GOAL OF THE EXERCISE
Count lines holding the string "Volume" in the data that follows. Reply with one number only.

RECORDED INFORMATION
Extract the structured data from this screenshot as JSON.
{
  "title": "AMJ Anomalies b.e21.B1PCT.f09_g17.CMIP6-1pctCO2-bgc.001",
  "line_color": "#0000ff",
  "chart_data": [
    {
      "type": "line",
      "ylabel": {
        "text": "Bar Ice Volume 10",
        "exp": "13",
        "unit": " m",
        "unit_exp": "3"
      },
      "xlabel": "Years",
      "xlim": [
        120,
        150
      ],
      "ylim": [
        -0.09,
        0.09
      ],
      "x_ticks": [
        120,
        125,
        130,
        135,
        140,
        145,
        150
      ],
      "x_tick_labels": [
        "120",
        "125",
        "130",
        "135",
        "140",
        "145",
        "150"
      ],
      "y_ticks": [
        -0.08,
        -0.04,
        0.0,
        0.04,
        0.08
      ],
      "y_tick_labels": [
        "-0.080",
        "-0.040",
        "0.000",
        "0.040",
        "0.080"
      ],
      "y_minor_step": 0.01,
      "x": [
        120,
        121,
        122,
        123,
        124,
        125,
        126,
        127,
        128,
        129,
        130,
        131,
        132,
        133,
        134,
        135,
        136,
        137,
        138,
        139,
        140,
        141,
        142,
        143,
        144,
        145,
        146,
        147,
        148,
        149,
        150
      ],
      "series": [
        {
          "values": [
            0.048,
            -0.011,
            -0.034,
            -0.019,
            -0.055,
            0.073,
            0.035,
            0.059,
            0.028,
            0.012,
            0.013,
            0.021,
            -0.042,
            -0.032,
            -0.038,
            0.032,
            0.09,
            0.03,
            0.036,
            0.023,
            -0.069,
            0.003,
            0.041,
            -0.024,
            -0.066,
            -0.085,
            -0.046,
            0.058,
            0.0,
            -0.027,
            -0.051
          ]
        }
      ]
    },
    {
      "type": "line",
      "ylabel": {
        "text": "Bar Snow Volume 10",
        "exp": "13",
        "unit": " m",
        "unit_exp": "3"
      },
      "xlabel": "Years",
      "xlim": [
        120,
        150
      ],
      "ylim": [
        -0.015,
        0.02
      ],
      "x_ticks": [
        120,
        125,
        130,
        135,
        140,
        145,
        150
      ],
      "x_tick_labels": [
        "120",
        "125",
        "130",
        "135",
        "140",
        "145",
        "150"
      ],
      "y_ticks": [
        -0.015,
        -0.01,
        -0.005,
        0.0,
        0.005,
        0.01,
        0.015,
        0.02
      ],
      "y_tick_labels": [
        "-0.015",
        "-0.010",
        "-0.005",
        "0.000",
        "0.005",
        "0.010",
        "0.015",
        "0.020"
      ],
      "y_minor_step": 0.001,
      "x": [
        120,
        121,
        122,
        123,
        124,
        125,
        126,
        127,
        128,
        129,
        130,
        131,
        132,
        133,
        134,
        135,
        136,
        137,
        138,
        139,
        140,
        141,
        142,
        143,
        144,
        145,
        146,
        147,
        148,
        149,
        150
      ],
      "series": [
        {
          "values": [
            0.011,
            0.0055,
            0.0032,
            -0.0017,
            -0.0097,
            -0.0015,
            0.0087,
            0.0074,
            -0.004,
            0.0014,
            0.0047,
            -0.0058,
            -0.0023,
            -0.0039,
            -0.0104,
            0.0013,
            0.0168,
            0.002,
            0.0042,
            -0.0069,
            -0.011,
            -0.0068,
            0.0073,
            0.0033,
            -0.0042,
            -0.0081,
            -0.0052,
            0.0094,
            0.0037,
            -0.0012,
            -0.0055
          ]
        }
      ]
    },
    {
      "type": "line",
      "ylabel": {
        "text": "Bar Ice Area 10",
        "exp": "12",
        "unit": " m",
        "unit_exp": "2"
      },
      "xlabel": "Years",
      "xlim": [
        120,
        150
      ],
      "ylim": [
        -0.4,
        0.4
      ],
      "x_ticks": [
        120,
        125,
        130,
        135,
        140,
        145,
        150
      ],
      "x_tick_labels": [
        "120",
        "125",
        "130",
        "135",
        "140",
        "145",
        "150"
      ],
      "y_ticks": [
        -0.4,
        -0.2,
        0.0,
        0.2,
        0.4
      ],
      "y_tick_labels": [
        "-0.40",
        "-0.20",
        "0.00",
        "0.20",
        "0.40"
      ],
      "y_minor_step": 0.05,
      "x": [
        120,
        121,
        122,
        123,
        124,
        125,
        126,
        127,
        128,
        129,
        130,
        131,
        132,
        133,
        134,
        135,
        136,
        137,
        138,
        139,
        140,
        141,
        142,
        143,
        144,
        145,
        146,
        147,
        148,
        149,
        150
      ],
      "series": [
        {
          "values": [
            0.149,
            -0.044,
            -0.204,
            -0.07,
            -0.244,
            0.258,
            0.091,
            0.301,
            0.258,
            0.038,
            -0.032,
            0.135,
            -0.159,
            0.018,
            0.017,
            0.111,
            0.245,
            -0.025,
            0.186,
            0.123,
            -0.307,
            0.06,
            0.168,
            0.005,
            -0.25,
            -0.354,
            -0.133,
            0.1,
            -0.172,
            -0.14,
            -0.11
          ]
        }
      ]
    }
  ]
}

TASK RESULT
2